(Entries from a visual dataset)

+++

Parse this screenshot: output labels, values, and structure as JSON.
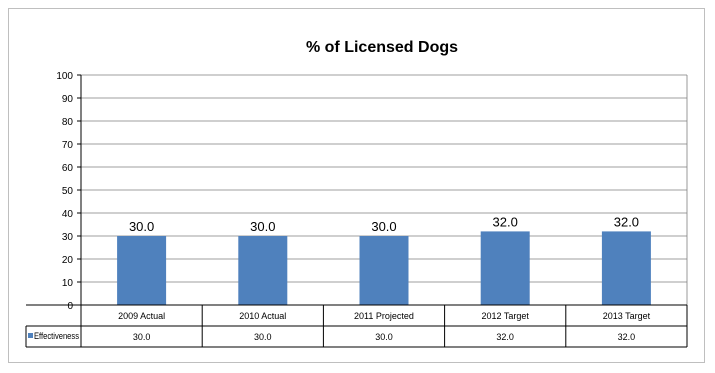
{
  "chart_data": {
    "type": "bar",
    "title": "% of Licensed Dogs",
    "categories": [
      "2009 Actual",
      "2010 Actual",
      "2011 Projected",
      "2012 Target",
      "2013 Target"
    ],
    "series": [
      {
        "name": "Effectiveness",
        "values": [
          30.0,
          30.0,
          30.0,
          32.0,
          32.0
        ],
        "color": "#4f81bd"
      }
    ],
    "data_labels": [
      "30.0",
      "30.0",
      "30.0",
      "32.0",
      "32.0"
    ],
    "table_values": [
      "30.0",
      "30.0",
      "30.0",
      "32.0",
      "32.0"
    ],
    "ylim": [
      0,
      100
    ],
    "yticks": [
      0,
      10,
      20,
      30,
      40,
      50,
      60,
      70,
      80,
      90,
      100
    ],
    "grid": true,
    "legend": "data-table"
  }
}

+++

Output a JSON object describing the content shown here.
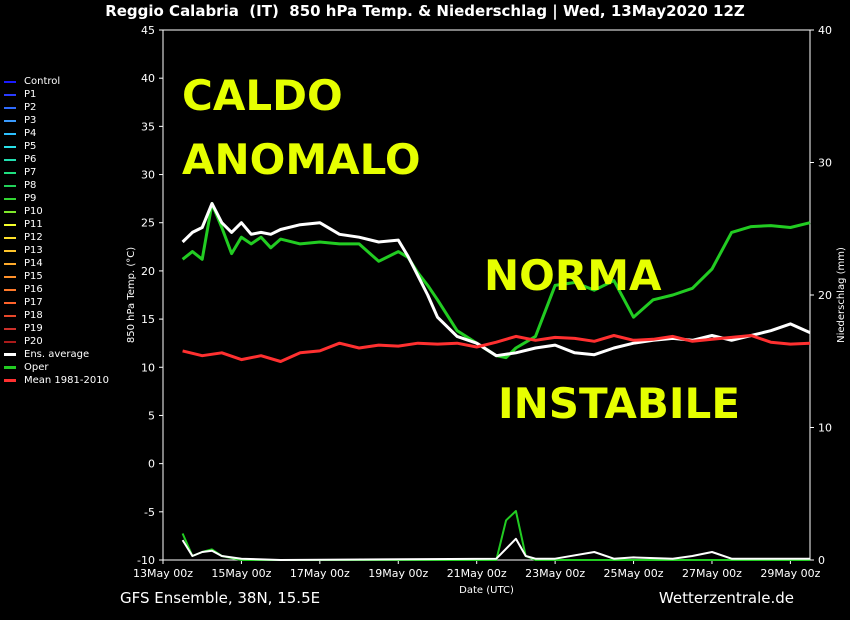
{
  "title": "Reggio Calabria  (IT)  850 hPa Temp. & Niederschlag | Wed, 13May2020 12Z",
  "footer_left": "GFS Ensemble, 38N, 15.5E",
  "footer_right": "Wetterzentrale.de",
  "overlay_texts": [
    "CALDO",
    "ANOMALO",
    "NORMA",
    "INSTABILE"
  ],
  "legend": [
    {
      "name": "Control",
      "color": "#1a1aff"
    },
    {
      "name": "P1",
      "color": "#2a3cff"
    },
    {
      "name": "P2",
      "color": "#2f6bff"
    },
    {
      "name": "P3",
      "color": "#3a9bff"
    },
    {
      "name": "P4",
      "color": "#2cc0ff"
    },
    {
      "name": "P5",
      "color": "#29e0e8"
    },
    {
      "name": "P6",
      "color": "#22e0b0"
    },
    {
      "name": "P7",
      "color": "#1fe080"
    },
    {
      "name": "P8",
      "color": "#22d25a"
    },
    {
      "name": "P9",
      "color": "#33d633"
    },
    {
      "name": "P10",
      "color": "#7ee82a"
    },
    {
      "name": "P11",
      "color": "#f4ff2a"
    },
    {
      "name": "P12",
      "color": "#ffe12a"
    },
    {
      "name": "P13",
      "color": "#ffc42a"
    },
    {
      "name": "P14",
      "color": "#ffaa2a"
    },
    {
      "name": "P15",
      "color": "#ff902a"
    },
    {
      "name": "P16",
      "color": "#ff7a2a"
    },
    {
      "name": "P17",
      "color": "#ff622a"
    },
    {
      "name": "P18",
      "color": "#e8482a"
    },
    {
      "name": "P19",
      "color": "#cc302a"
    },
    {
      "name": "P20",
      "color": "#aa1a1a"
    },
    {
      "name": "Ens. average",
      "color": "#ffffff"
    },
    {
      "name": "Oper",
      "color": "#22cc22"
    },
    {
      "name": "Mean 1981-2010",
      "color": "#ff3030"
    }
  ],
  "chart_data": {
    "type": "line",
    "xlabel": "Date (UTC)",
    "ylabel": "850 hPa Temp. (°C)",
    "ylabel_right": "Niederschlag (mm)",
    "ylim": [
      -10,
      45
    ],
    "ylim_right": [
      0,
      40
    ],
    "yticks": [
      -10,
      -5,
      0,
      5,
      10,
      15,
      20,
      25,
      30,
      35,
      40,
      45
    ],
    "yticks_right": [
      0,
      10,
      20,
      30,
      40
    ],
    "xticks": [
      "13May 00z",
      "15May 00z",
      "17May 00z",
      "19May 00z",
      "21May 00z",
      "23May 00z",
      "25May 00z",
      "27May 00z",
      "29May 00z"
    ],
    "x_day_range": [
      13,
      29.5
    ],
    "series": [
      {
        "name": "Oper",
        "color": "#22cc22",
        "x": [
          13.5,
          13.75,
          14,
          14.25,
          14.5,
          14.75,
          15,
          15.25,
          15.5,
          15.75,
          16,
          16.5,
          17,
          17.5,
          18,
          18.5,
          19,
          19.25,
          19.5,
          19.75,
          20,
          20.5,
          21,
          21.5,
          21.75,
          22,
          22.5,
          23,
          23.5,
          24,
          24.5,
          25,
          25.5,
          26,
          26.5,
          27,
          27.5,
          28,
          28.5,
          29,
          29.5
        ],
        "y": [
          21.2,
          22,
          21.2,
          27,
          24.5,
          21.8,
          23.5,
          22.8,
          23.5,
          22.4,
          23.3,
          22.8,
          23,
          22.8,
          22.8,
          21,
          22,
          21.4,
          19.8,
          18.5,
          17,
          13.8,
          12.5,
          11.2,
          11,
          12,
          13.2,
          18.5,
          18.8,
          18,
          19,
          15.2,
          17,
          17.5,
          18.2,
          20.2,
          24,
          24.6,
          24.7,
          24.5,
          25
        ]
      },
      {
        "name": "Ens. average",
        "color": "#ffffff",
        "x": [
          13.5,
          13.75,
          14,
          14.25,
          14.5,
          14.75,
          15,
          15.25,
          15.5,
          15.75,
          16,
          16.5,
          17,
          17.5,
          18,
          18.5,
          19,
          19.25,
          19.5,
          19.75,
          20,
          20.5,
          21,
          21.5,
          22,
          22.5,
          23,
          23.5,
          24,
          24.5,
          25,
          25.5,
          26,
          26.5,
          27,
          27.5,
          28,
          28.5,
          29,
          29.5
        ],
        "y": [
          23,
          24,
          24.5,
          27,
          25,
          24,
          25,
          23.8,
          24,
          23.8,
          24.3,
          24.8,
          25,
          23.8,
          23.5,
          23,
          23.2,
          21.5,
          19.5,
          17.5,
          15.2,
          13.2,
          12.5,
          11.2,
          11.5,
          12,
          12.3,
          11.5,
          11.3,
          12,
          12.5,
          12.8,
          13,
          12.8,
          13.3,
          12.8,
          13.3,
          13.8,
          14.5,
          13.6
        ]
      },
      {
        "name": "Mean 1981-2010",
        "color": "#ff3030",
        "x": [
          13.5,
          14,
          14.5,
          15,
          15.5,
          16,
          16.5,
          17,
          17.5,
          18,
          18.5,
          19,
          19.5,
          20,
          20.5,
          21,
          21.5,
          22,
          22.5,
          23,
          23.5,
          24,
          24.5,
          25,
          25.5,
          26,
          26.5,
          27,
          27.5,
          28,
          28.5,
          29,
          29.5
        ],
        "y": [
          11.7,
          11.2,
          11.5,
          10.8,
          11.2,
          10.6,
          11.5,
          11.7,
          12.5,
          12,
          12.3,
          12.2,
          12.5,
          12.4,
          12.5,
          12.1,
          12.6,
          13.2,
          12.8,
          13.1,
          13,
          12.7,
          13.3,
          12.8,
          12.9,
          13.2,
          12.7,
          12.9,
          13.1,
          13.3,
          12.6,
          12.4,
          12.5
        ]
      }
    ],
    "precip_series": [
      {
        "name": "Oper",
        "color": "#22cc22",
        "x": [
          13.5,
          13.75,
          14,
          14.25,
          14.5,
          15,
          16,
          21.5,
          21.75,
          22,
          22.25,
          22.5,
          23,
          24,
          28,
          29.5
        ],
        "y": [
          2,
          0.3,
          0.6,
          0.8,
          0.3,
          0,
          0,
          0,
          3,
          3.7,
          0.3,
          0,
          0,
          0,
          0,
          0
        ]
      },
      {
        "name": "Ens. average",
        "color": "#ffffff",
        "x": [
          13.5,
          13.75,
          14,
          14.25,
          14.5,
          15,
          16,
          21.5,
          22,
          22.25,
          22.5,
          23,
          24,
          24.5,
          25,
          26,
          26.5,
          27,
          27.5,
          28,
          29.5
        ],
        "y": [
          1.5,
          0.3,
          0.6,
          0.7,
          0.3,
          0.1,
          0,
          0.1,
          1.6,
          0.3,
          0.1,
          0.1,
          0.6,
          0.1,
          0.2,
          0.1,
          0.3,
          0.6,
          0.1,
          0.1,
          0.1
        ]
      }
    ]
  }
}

+++

__YOUR TASK__
Where a line contains "JSON", copy that line.

__TASK RESPONSE__
Parse this screenshot: output labels, values, and structure as JSON.
Output a JSON object describing the content shown here.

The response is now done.